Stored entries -

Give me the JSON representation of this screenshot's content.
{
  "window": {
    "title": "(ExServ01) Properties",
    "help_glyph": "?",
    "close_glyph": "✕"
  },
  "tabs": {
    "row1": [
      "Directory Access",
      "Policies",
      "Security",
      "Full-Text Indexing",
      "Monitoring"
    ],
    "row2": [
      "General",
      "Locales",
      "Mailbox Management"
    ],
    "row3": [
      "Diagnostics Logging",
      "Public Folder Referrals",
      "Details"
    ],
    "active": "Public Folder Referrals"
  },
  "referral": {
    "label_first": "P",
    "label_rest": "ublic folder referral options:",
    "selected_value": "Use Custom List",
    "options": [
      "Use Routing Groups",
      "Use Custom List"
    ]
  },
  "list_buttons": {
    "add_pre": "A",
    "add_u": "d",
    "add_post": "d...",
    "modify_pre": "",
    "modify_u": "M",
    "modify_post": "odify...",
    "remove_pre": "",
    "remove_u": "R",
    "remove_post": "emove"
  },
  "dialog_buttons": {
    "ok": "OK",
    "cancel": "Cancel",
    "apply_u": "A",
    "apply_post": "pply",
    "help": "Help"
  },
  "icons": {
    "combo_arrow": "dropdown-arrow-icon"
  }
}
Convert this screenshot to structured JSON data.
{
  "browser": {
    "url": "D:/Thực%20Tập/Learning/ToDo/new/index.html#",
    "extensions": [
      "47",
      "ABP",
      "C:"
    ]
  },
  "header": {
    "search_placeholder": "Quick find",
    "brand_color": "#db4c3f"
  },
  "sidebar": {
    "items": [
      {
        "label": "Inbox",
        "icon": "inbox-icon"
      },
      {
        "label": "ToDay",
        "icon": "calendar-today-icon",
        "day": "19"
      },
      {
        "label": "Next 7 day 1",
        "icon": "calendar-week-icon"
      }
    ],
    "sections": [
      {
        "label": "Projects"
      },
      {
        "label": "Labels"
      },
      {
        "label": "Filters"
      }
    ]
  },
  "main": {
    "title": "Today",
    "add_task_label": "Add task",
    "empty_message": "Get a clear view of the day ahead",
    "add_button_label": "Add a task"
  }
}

WHAT IS BEING ASKED -
Exactly as shown above, return every record.

RESULT OF THE EXERCISE -
Give me the JSON representation of this screenshot's content.
{
  "window": {
    "title": "(ExServ01) Properties",
    "help_glyph": "?",
    "close_glyph": "✕"
  },
  "tabs": {
    "row1": [
      "Directory Access",
      "Policies",
      "Security",
      "Full-Text Indexing",
      "Monitoring"
    ],
    "row2": [
      "General",
      "Locales",
      "Mailbox Management"
    ],
    "row3": [
      "Diagnostics Logging",
      "Public Folder Referrals",
      "Details"
    ],
    "active": "Public Folder Referrals"
  },
  "referral": {
    "label_first": "P",
    "label_rest": "ublic folder referral options:",
    "selected_value": "Use Custom List",
    "options": [
      "Use Routing Groups",
      "Use Custom List"
    ]
  },
  "list_buttons": {
    "add_pre": "A",
    "add_u": "d",
    "add_post": "d...",
    "modify_pre": "",
    "modify_u": "M",
    "modify_post": "odify...",
    "remove_pre": "",
    "remove_u": "R",
    "remove_post": "emove"
  },
  "dialog_buttons": {
    "ok": "OK",
    "cancel": "Cancel",
    "apply_u": "A",
    "apply_post": "pply",
    "help": "Help"
  },
  "icons": {
    "combo_arrow": "dropdown-arrow-icon"
  }
}
Convert this screenshot to structured JSON data.
{
  "browser": {
    "url": "D:/Thực%20Tập/Learning/ToDo/new/index.html#",
    "extensions": [
      "47",
      "ABP",
      "C:"
    ]
  },
  "header": {
    "search_placeholder": "Quick find",
    "brand_color": "#db4c3f"
  },
  "sidebar": {
    "items": [
      {
        "label": "Inbox",
        "icon": "inbox-icon"
      },
      {
        "label": "ToDay",
        "icon": "calendar-today-icon",
        "day": "19"
      },
      {
        "label": "Next 7 day 1",
        "icon": "calendar-week-icon"
      }
    ],
    "sections": [
      {
        "label": "Projects"
      },
      {
        "label": "Labels"
      },
      {
        "label": "Filters"
      }
    ]
  },
  "main": {
    "title": "Today",
    "add_task_label": "Add task",
    "empty_message": "Get a clear view of the day ahead",
    "add_button_label": "Add a task"
  }
}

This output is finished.